/---

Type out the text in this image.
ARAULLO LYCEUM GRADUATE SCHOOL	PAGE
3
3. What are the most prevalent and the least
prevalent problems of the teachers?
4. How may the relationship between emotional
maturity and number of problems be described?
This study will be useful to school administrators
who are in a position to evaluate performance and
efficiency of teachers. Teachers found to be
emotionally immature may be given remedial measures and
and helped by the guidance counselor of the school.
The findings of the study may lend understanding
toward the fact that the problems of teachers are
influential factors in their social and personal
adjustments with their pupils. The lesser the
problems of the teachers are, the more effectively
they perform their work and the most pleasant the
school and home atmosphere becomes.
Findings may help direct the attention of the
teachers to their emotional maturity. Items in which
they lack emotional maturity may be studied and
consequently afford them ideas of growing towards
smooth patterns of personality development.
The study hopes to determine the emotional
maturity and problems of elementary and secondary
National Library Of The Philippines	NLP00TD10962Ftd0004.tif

\---

### WHAT YOU HAVE TO DO
Copy down the whole of the data above, matching it exactly.

### CORRECT RESPONSE
Type out the text in this image.
ARAULLO LYCEUM GRADUATE SCHOOL	PAGE
3
3. What are the most prevalent and the least
prevalent problems of the teachers?
4. How may the relationship between emotional
maturity and number of problems be described?
This study will be useful to school administrators
who are in a position to evaluate performance and
efficiency of teachers. Teachers found to be
emotionally immature may be given remedial measures and
and helped by the guidance counselor of the school.
The findings of the study may lend understanding
toward the fact that the problems of teachers are
influential factors in their social and personal
adjustments with their pupils. The lesser the
problems of the teachers are, the more effectively
they perform their work and the most pleasant the
school and home atmosphere becomes.
Findings may help direct the attention of the
teachers to their emotional maturity. Items in which
they lack emotional maturity may be studied and
consequently afford them ideas of growing towards
smooth patterns of personality development.
The study hopes to determine the emotional
maturity and problems of elementary and secondary
National Library Of The Philippines	NLP00TD10962Ftd0004.tif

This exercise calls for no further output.